-------- TASK MATERIAL
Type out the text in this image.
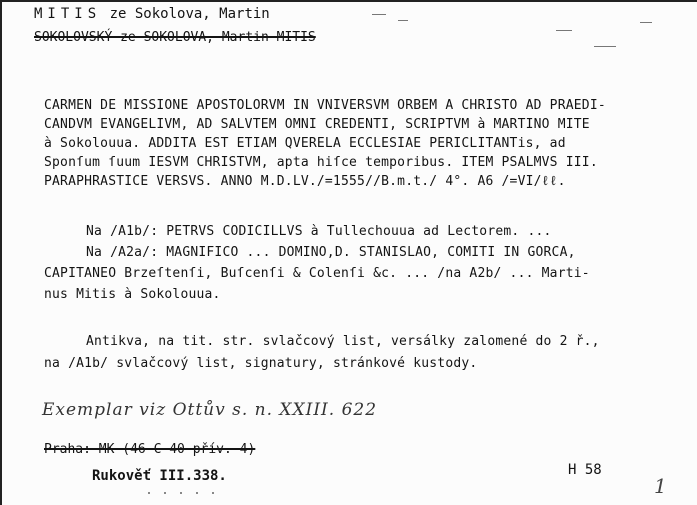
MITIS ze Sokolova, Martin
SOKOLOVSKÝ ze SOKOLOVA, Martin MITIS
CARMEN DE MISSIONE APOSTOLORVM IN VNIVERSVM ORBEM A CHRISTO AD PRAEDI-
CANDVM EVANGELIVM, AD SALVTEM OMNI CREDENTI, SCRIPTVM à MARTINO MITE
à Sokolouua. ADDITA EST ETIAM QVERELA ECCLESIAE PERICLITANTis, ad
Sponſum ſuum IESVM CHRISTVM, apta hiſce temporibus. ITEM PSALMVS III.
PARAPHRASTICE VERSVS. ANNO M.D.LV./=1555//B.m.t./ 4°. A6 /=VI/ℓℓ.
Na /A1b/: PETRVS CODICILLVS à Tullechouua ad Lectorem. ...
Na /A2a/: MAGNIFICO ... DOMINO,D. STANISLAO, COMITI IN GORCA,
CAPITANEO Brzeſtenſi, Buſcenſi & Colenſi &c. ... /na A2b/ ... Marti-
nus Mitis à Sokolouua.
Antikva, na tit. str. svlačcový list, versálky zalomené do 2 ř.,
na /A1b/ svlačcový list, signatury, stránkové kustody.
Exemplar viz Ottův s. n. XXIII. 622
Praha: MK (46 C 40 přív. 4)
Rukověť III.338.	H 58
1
----------------
-------- TASK MATERIAL
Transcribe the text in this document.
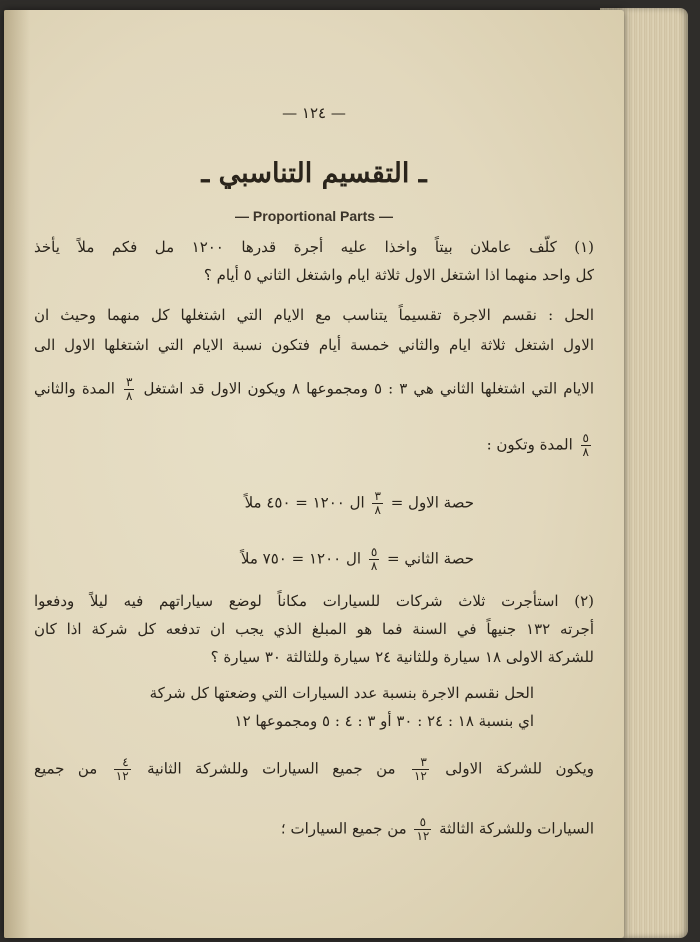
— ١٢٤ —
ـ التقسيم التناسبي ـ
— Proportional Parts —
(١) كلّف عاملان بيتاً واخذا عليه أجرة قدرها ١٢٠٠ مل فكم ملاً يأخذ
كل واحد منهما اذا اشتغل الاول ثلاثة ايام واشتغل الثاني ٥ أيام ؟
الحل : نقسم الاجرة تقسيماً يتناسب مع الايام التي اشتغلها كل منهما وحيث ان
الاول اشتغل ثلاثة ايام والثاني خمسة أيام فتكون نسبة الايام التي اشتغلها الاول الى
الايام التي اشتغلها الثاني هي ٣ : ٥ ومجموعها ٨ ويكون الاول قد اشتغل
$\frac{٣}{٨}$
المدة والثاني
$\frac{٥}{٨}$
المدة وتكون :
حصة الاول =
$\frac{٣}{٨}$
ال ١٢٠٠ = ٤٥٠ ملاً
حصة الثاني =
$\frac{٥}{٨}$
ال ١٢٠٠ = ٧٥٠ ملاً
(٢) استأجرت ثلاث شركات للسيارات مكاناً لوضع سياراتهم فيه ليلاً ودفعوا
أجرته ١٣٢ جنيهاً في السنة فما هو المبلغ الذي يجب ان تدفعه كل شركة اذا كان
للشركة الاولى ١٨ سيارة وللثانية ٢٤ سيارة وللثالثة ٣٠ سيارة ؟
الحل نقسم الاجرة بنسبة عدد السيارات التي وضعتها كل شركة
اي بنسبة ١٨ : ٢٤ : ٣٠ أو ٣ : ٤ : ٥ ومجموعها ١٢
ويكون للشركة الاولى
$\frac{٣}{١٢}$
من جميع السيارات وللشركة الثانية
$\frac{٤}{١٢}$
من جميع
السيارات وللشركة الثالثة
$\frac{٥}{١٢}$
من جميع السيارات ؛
----------------
» **TASK BRIEF**: Pull out each line containing the word "list" and copy it.

» **TASK RESULT**:
Antikva, na tit. str. svlačcový list, versálky zalomené do 2 ř.,
na /A1b/ svlačcový list, signatury, stránkové kustody.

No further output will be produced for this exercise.